— BEGIN Data records —

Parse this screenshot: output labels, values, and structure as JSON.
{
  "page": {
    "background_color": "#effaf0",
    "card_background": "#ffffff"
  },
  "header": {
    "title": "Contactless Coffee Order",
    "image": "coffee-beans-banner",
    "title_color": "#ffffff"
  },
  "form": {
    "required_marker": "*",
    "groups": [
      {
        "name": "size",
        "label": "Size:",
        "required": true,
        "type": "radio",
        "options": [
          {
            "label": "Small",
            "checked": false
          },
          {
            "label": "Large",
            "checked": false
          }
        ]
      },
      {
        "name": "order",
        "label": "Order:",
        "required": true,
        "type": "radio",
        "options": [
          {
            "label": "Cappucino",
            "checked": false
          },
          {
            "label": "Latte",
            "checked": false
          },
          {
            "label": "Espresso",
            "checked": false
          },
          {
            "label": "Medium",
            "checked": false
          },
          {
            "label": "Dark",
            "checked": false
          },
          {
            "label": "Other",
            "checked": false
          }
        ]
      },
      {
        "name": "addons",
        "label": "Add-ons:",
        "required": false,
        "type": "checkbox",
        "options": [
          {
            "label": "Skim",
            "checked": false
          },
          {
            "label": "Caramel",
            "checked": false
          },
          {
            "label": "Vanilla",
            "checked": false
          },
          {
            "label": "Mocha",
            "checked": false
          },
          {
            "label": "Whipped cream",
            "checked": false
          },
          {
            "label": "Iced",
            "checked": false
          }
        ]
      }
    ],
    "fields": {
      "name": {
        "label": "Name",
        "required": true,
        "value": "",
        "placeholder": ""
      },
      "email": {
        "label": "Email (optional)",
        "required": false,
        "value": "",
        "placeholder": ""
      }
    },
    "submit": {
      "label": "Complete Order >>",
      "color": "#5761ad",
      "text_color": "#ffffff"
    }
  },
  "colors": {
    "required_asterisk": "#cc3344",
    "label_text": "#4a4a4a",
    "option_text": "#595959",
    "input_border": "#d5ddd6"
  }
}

— END Data records —
— BEGIN Data records —

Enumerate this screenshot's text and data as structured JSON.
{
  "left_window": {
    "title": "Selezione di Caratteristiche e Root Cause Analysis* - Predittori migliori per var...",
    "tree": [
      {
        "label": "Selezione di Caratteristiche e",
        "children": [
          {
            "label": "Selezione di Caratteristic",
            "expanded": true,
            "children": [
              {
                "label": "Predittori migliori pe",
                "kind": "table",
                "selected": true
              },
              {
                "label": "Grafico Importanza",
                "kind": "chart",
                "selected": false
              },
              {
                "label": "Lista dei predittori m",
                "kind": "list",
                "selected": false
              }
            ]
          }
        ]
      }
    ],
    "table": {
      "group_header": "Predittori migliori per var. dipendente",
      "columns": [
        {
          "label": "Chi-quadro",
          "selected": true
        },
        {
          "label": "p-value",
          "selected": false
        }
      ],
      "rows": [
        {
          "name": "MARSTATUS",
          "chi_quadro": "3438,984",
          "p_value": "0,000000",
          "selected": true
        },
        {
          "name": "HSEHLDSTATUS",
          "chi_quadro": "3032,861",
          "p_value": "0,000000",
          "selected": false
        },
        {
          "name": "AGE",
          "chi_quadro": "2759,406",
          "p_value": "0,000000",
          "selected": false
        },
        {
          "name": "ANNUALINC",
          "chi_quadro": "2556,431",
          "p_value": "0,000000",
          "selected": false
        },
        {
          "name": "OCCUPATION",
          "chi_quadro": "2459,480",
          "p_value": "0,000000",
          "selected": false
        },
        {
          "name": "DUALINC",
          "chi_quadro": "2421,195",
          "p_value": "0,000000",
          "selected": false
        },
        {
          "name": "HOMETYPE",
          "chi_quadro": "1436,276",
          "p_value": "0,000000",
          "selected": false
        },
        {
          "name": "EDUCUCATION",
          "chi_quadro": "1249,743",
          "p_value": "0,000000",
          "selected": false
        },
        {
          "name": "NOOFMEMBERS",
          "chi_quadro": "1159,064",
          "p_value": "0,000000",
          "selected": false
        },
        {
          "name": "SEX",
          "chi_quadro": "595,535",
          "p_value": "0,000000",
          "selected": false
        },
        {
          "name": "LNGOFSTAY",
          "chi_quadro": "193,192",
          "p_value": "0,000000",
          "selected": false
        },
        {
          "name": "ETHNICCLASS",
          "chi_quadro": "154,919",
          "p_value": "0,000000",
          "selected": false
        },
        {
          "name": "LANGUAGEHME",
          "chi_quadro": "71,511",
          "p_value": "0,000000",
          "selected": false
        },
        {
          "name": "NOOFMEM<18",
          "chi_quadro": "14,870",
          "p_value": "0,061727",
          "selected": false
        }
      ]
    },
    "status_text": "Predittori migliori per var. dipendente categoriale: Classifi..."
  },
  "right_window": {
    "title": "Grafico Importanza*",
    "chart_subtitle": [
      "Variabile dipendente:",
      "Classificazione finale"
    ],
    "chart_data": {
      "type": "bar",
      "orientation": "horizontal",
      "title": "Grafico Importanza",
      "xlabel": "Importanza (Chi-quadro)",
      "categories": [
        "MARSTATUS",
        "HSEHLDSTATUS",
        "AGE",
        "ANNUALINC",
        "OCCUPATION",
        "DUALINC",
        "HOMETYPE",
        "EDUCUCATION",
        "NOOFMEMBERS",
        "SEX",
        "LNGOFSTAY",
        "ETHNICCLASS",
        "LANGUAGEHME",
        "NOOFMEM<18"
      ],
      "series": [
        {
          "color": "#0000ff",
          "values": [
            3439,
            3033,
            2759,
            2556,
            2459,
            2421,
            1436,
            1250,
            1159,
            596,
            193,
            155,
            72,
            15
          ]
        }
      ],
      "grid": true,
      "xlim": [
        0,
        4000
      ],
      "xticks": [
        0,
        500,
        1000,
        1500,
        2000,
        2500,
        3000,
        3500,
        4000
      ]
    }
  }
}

— END Data records —
— BEGIN Data records —

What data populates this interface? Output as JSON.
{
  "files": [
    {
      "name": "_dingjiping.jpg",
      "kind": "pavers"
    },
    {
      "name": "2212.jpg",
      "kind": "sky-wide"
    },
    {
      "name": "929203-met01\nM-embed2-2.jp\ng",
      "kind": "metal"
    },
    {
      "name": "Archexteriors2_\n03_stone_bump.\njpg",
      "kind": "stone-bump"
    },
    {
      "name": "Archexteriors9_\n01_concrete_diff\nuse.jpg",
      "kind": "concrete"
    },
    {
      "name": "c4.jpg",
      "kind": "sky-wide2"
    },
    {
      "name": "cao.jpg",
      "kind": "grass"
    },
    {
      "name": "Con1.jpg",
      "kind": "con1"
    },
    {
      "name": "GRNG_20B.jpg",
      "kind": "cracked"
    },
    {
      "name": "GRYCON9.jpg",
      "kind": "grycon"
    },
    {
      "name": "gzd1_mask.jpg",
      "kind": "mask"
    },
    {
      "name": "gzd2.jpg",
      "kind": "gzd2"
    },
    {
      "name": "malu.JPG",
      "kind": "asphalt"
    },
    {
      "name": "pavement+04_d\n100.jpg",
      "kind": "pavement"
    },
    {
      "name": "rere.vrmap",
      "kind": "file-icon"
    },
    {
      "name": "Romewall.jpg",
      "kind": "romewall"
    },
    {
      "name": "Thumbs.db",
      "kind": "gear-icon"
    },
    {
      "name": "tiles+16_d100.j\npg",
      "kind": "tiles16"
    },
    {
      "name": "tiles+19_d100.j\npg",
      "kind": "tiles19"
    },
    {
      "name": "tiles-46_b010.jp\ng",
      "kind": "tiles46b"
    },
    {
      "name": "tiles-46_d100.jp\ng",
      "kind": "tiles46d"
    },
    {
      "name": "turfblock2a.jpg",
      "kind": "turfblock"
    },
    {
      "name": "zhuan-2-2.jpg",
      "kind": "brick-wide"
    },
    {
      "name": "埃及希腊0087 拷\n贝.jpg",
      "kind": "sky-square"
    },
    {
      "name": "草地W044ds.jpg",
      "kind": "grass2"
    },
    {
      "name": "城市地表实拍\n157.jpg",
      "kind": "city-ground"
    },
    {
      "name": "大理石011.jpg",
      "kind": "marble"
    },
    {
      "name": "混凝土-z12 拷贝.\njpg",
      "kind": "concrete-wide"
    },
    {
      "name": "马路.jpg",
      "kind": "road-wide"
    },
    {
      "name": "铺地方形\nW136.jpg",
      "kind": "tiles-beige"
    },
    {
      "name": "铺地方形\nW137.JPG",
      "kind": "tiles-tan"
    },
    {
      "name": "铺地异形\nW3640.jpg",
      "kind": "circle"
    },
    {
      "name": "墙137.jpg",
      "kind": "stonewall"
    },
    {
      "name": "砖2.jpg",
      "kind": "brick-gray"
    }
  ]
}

— END Data records —

What to do.
Copy all lines from the material that contain "Selezione".

Reply to the task.
    "title": "Selezione di Caratteristiche e Root Cause Analysis* - Predittori migliori per var...",
        "label": "Selezione di Caratteristiche e",
            "label": "Selezione di Caratteristic",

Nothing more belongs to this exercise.